Directions
In your copy, repeat the records exactly and leave out the pictures.

Records from a data collection
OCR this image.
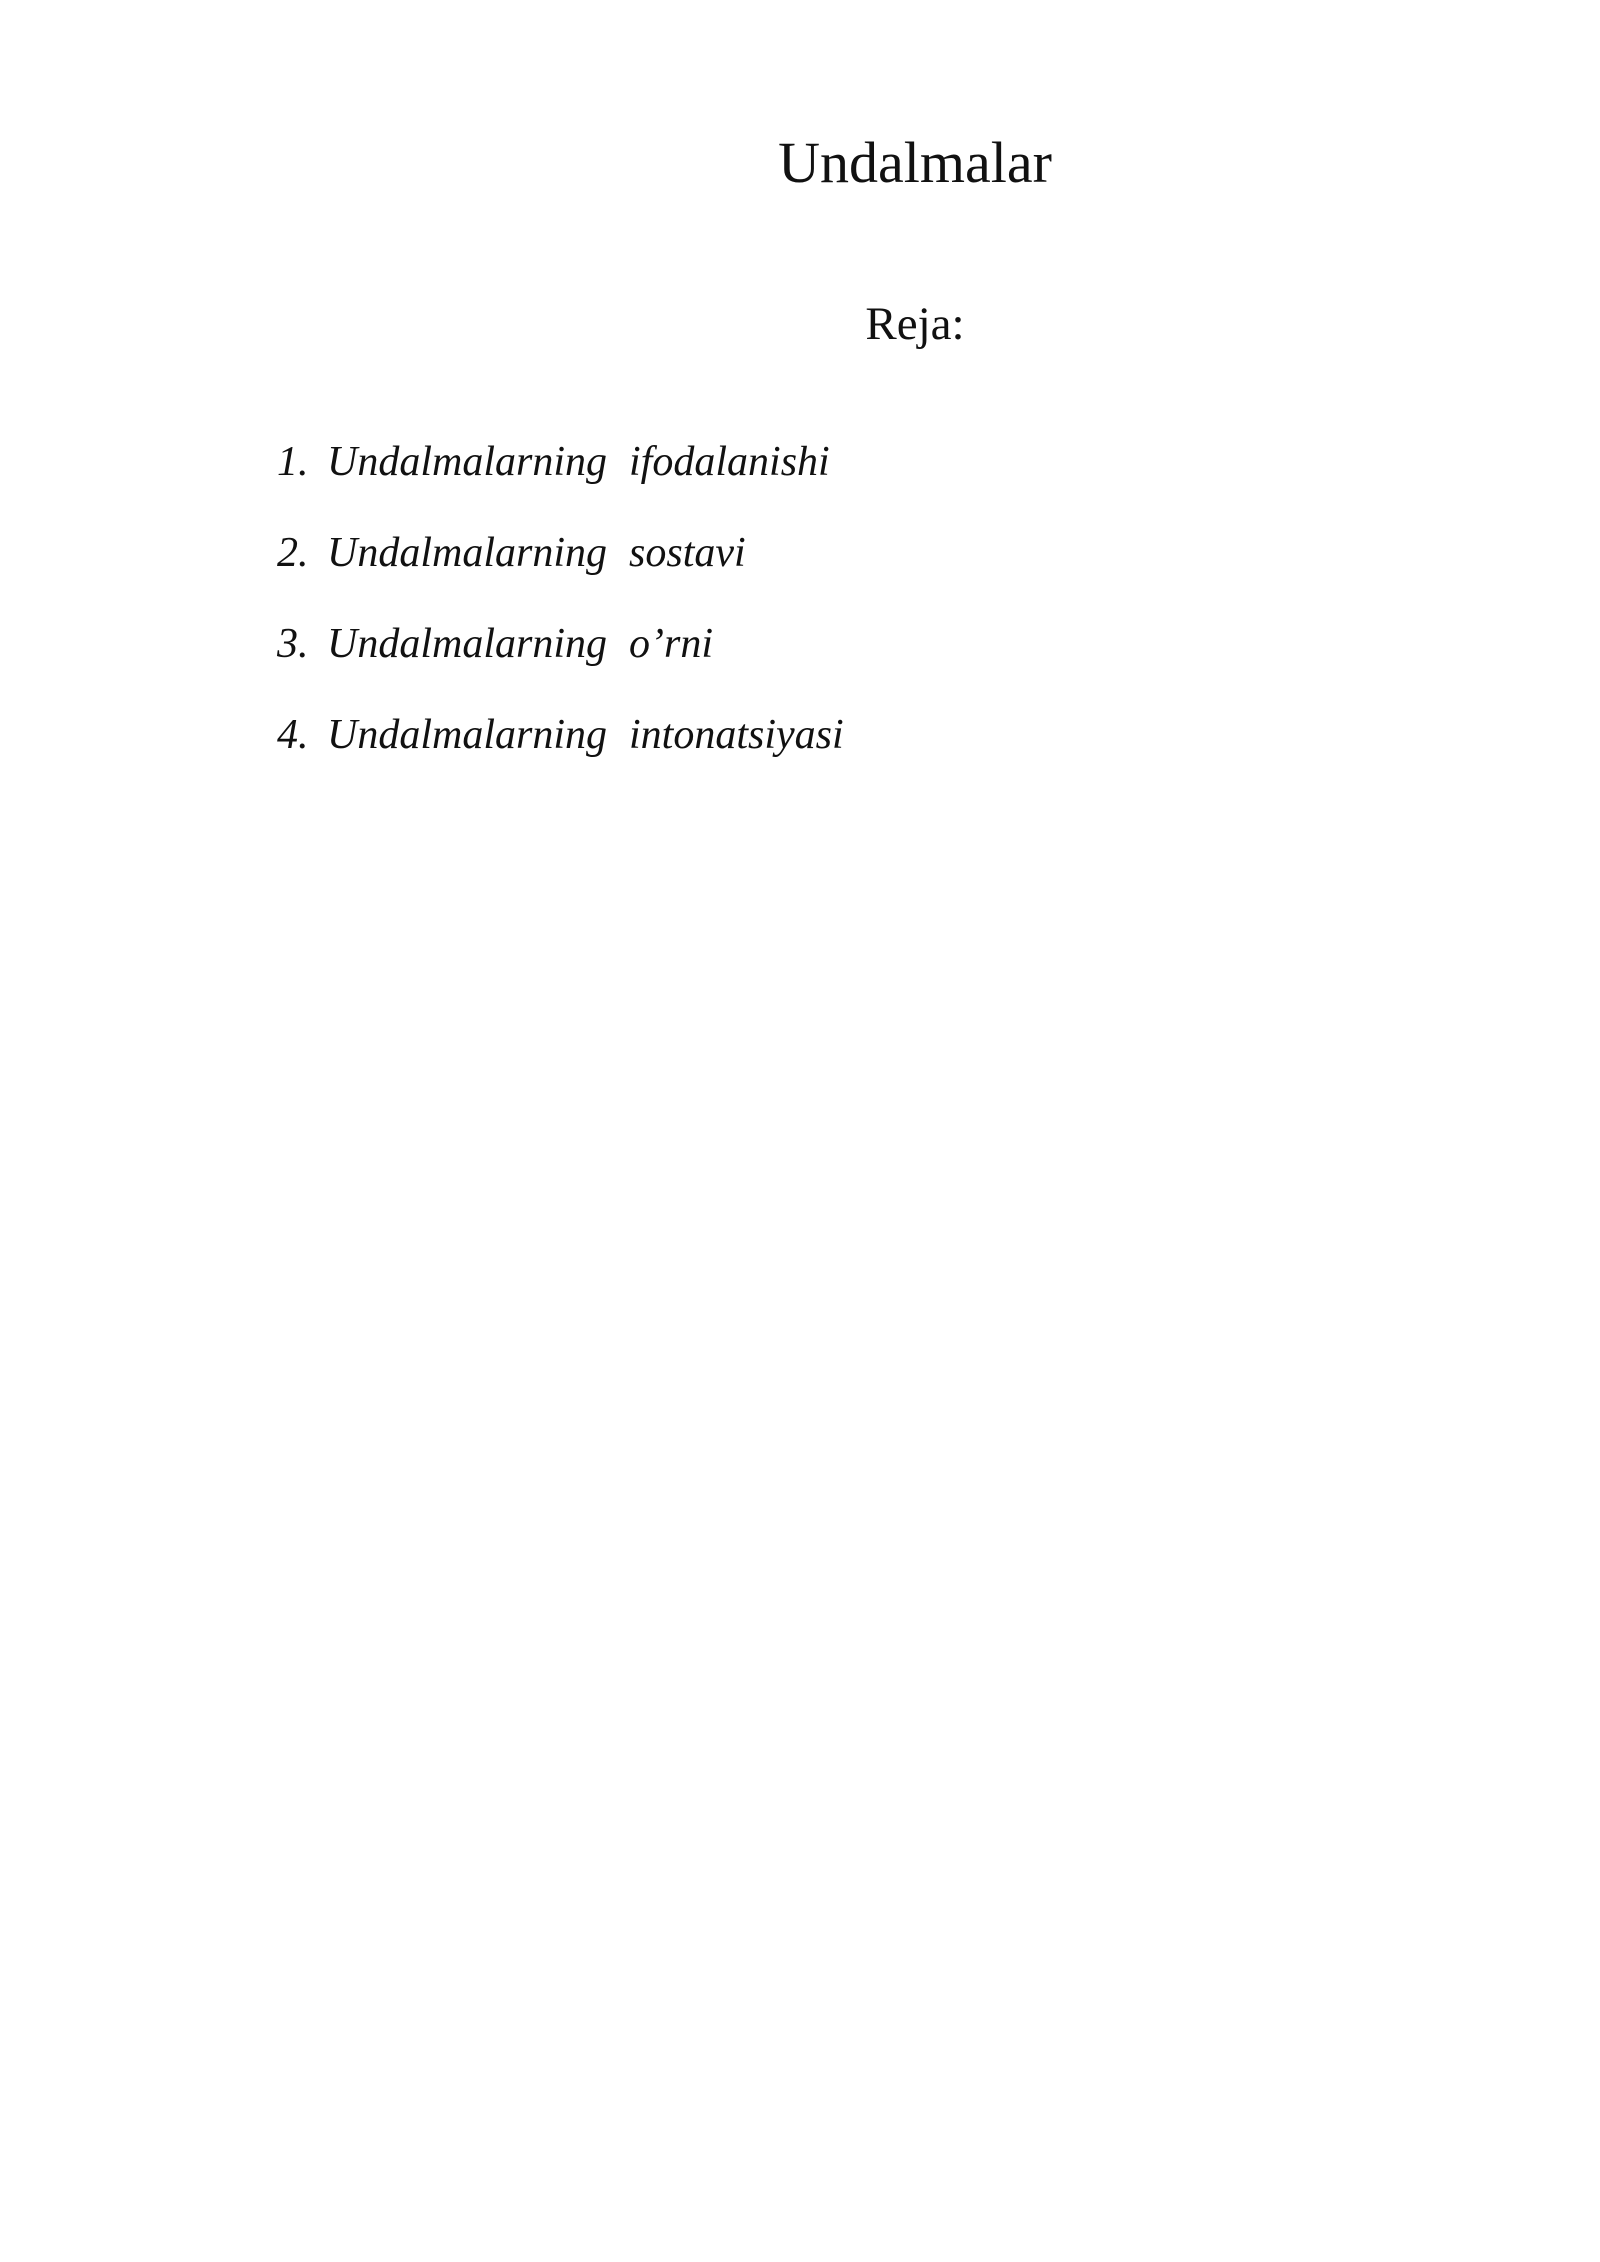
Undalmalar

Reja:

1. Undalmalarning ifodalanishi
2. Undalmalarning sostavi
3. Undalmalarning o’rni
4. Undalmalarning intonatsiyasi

Solution to this problem
OCR this image.
Undalmalar

Reja:

1. Undalmalarning ifodalanishi
2. Undalmalarning sostavi
3. Undalmalarning o’rni
4. Undalmalarning intonatsiyasi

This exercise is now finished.